[Extracted data entries]
#####

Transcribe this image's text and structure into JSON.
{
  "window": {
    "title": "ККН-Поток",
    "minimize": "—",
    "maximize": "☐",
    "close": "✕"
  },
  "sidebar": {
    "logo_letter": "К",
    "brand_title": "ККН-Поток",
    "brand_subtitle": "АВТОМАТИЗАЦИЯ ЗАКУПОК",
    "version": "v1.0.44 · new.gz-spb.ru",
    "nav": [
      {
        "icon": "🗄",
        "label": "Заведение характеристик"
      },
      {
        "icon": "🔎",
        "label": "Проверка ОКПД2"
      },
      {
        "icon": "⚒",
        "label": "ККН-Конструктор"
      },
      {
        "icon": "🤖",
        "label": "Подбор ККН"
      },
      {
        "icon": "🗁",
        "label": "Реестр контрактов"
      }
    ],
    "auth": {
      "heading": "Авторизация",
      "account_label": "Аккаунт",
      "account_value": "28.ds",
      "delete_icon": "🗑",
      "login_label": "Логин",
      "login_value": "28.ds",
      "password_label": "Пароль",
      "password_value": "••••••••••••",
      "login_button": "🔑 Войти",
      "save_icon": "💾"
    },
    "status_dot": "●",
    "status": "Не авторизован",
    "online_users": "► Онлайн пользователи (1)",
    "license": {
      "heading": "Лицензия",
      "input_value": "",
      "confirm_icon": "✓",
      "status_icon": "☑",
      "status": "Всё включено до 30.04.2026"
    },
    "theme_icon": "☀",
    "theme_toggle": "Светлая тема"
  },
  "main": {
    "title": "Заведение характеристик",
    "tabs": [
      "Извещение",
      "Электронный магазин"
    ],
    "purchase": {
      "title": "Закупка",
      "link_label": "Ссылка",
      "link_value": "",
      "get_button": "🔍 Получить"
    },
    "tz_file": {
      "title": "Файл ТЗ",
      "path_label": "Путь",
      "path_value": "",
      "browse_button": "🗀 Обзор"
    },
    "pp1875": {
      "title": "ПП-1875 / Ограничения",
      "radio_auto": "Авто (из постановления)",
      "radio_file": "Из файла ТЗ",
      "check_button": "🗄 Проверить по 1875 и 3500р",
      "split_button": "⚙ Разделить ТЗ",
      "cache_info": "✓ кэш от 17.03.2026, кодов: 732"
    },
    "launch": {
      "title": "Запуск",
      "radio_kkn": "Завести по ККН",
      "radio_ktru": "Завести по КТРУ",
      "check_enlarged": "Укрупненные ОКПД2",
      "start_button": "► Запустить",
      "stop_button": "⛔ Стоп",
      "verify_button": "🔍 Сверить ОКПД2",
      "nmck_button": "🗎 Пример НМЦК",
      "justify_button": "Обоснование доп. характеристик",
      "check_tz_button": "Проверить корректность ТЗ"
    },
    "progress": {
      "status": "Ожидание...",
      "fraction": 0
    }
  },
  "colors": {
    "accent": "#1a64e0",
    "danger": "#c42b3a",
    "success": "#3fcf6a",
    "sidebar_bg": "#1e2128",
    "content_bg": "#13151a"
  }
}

#####

The listing above should be transcribed in full, exactly as written.

Transcribe this image's text and structure into JSON.
{
  "window": {
    "title": "ККН-Поток",
    "minimize": "—",
    "maximize": "☐",
    "close": "✕"
  },
  "sidebar": {
    "logo_letter": "К",
    "brand_title": "ККН-Поток",
    "brand_subtitle": "АВТОМАТИЗАЦИЯ ЗАКУПОК",
    "version": "v1.0.44 · new.gz-spb.ru",
    "nav": [
      {
        "icon": "🗄",
        "label": "Заведение характеристик"
      },
      {
        "icon": "🔎",
        "label": "Проверка ОКПД2"
      },
      {
        "icon": "⚒",
        "label": "ККН-Конструктор"
      },
      {
        "icon": "🤖",
        "label": "Подбор ККН"
      },
      {
        "icon": "🗁",
        "label": "Реестр контрактов"
      }
    ],
    "auth": {
      "heading": "Авторизация",
      "account_label": "Аккаунт",
      "account_value": "28.ds",
      "delete_icon": "🗑",
      "login_label": "Логин",
      "login_value": "28.ds",
      "password_label": "Пароль",
      "password_value": "••••••••••••",
      "login_button": "🔑 Войти",
      "save_icon": "💾"
    },
    "status_dot": "●",
    "status": "Не авторизован",
    "online_users": "► Онлайн пользователи (1)",
    "license": {
      "heading": "Лицензия",
      "input_value": "",
      "confirm_icon": "✓",
      "status_icon": "☑",
      "status": "Всё включено до 30.04.2026"
    },
    "theme_icon": "☀",
    "theme_toggle": "Светлая тема"
  },
  "main": {
    "title": "Заведение характеристик",
    "tabs": [
      "Извещение",
      "Электронный магазин"
    ],
    "purchase": {
      "title": "Закупка",
      "link_label": "Ссылка",
      "link_value": "",
      "get_button": "🔍 Получить"
    },
    "tz_file": {
      "title": "Файл ТЗ",
      "path_label": "Путь",
      "path_value": "",
      "browse_button": "🗀 Обзор"
    },
    "pp1875": {
      "title": "ПП-1875 / Ограничения",
      "radio_auto": "Авто (из постановления)",
      "radio_file": "Из файла ТЗ",
      "check_button": "🗄 Проверить по 1875 и 3500р",
      "split_button": "⚙ Разделить ТЗ",
      "cache_info": "✓ кэш от 17.03.2026, кодов: 732"
    },
    "launch": {
      "title": "Запуск",
      "radio_kkn": "Завести по ККН",
      "radio_ktru": "Завести по КТРУ",
      "check_enlarged": "Укрупненные ОКПД2",
      "start_button": "► Запустить",
      "stop_button": "⛔ Стоп",
      "verify_button": "🔍 Сверить ОКПД2",
      "nmck_button": "🗎 Пример НМЦК",
      "justify_button": "Обоснование доп. характеристик",
      "check_tz_button": "Проверить корректность ТЗ"
    },
    "progress": {
      "status": "Ожидание...",
      "fraction": 0
    }
  },
  "colors": {
    "accent": "#1a64e0",
    "danger": "#c42b3a",
    "success": "#3fcf6a",
    "sidebar_bg": "#1e2128",
    "content_bg": "#13151a"
  }
}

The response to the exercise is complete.